*TASK PROMPT*
Show every row below that contains the string "axis". Case counts.

+ + + +

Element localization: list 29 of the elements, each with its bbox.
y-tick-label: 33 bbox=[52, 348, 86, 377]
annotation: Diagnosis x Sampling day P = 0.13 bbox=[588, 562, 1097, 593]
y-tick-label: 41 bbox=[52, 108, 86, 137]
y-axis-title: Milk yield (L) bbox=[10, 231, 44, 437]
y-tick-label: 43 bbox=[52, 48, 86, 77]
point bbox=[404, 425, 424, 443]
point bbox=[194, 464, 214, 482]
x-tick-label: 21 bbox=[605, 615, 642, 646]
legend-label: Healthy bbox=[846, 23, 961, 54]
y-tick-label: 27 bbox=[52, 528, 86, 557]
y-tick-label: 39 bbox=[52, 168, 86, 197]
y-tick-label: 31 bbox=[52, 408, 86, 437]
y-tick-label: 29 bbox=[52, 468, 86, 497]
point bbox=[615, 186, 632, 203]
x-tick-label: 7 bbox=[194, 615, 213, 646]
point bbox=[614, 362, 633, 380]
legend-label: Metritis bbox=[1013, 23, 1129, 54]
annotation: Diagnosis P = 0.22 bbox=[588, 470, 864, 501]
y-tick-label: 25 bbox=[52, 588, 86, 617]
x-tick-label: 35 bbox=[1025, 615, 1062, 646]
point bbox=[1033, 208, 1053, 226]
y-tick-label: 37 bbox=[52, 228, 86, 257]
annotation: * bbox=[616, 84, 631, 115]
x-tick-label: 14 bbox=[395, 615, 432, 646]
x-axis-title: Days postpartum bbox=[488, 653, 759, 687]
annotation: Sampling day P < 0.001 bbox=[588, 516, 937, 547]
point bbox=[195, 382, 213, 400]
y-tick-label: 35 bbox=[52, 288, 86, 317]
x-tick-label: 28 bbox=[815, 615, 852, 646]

+ + + +

*SOLUTION*
y-axis-title: Milk yield (L) bbox=[10, 231, 44, 437]
x-axis-title: Days postpartum bbox=[488, 653, 759, 687]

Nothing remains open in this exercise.